* START Recorded information *
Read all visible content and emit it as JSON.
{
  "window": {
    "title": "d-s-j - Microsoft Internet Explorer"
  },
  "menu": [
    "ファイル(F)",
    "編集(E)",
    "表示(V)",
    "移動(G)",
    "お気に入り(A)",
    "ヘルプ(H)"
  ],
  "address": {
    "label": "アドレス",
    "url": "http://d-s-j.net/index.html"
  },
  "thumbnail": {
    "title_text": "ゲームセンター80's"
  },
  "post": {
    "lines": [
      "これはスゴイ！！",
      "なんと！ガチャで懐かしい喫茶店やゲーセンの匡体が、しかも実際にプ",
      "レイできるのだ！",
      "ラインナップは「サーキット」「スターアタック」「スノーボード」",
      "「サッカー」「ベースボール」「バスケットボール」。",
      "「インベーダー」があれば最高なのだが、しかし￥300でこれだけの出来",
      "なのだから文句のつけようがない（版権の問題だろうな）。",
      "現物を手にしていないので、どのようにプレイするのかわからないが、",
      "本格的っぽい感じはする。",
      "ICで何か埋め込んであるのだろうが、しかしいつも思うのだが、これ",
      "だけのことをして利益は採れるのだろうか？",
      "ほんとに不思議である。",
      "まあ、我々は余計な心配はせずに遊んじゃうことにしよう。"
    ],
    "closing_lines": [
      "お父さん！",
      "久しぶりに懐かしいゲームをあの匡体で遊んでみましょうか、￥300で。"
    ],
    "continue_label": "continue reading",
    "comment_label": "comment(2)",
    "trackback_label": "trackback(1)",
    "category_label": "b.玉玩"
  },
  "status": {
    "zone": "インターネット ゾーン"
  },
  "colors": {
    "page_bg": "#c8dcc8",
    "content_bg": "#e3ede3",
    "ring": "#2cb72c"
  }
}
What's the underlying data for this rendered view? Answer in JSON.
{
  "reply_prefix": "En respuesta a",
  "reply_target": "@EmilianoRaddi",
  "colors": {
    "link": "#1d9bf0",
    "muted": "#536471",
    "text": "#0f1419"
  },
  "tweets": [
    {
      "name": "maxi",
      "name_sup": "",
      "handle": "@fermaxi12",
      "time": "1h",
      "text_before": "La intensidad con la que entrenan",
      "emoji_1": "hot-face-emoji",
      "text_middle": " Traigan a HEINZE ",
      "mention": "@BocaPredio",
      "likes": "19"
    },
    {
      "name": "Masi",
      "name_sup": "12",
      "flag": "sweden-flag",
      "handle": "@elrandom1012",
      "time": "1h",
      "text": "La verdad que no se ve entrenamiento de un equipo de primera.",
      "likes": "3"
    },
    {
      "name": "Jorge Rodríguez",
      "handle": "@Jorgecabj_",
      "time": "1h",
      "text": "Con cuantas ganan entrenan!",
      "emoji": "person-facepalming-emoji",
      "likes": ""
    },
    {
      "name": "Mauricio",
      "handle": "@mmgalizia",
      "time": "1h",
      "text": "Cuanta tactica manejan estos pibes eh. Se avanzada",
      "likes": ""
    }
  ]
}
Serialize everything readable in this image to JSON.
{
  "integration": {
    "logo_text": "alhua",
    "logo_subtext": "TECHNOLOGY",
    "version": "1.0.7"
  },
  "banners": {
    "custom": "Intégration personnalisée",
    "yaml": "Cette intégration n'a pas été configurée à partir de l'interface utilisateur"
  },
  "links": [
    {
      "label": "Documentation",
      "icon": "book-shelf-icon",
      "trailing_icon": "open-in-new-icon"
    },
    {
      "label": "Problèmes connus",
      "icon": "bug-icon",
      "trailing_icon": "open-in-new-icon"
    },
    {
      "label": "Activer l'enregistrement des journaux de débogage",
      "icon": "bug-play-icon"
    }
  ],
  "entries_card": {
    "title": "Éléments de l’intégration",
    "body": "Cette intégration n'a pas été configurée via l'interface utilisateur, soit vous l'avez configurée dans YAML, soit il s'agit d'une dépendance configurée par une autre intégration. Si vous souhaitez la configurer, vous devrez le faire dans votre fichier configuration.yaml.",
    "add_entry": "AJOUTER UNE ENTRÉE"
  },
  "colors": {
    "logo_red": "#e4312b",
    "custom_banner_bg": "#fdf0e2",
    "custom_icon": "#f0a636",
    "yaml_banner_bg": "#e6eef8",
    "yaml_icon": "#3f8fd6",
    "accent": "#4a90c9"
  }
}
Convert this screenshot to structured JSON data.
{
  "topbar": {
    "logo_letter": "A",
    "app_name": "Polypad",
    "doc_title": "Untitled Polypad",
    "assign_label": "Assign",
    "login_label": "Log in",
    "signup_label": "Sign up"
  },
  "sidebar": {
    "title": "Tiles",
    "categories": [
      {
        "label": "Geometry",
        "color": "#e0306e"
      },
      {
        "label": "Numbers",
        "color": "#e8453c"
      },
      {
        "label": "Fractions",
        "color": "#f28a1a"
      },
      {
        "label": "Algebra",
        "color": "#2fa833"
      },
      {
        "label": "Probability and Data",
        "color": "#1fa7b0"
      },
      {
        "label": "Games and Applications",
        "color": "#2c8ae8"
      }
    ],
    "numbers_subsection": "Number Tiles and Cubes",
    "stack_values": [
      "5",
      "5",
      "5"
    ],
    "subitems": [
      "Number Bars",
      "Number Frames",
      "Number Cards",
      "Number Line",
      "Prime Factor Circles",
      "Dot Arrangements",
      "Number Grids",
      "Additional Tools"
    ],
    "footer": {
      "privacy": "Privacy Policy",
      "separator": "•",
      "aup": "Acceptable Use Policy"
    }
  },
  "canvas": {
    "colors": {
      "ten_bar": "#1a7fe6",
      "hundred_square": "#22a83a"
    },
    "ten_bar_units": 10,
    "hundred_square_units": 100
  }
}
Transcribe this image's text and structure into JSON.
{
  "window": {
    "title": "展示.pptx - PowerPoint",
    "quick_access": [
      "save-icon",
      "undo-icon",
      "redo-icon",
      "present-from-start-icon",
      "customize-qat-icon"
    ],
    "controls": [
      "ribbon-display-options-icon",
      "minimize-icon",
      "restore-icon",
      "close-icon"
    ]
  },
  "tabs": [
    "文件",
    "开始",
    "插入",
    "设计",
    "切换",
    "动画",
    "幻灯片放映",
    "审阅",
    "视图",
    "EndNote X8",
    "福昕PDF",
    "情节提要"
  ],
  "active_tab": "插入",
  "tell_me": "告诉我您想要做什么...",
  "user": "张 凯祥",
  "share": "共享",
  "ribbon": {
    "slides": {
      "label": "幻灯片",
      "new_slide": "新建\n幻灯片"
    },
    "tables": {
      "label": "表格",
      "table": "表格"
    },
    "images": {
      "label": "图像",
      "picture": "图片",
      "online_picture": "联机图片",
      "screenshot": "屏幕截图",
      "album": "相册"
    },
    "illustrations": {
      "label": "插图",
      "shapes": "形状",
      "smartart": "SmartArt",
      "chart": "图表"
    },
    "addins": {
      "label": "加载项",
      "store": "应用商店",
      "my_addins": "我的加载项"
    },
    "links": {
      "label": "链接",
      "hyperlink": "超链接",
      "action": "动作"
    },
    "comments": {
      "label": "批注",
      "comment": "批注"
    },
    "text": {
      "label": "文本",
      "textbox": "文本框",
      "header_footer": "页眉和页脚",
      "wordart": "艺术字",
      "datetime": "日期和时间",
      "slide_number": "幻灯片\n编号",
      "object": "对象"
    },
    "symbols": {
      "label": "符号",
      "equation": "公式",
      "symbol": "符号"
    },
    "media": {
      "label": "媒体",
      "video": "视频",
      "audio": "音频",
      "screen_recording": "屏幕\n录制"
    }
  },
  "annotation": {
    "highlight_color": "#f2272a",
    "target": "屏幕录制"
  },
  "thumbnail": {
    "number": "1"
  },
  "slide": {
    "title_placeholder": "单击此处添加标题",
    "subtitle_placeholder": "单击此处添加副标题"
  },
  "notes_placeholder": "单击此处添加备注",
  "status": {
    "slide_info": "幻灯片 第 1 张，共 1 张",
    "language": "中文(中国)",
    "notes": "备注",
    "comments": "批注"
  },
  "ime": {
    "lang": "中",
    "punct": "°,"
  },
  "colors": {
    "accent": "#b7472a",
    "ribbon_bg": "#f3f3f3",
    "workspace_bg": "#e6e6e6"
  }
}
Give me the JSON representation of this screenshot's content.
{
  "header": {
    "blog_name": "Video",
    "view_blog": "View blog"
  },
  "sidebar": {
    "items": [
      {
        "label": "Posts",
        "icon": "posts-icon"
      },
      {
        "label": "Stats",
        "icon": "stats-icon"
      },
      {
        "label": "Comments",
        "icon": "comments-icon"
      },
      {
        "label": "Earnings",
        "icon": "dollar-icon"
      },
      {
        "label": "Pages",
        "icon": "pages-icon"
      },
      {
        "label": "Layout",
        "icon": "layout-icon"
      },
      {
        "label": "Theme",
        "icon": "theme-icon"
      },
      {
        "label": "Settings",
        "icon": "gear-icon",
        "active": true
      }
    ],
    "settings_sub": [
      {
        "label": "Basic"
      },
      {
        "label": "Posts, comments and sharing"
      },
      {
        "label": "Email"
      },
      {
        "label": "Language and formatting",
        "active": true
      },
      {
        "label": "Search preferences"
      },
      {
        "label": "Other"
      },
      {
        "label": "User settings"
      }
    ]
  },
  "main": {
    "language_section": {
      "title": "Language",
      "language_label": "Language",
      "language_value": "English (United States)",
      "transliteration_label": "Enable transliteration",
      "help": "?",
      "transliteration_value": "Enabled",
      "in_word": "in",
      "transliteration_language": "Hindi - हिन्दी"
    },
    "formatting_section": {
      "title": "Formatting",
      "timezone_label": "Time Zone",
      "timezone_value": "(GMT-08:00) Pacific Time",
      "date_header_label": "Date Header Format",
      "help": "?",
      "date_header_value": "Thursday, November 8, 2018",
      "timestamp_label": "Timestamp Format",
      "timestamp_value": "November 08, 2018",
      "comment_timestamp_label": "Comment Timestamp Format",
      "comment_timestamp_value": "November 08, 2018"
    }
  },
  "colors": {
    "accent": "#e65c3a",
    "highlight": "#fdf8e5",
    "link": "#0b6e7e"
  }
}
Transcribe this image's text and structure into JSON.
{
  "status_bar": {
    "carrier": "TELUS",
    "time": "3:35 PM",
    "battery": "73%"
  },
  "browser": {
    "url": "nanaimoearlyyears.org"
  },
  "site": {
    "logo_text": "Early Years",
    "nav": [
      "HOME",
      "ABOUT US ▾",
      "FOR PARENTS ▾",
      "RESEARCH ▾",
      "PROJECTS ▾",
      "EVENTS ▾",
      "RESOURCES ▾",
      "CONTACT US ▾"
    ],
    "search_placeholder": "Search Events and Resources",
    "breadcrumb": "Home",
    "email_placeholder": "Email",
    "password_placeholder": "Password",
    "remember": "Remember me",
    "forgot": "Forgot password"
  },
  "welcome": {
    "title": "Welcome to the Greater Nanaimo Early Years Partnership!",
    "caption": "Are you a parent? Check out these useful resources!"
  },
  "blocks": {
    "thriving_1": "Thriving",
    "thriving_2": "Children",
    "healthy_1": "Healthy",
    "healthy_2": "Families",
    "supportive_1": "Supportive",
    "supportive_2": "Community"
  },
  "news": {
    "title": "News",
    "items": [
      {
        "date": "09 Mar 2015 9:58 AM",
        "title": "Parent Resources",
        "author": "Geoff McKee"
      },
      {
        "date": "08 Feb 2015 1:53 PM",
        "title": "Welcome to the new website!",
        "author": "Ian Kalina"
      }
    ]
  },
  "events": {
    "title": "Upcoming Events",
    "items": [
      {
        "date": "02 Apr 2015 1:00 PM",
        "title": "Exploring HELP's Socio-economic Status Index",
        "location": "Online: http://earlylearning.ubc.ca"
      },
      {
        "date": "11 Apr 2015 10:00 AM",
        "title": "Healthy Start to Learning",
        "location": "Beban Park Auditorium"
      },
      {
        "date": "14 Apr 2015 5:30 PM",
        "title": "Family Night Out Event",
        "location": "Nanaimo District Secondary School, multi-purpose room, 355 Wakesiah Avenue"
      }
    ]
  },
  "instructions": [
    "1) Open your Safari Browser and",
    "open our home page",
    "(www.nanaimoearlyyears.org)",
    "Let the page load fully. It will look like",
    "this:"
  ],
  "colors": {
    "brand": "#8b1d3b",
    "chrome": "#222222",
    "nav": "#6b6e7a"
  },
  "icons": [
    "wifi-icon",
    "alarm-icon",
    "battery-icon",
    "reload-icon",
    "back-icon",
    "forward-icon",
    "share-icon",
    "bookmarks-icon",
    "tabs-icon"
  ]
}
* END Recorded information *
» What is required: Extract all lines that hold the word "configurée".

» Right answer:
    "yaml": "Cette intégration n'a pas été configurée à partir de l'interface utilisateur"
    "body": "Cette intégration n'a pas été configurée via l'interface utilisateur, soit vous l'avez configurée dans YAML, soit il s'agit d'une dépendance configurée par une autre intégration. Si vous souhaitez la configurer, vous devrez le faire dans votre fichier configuration.yaml.",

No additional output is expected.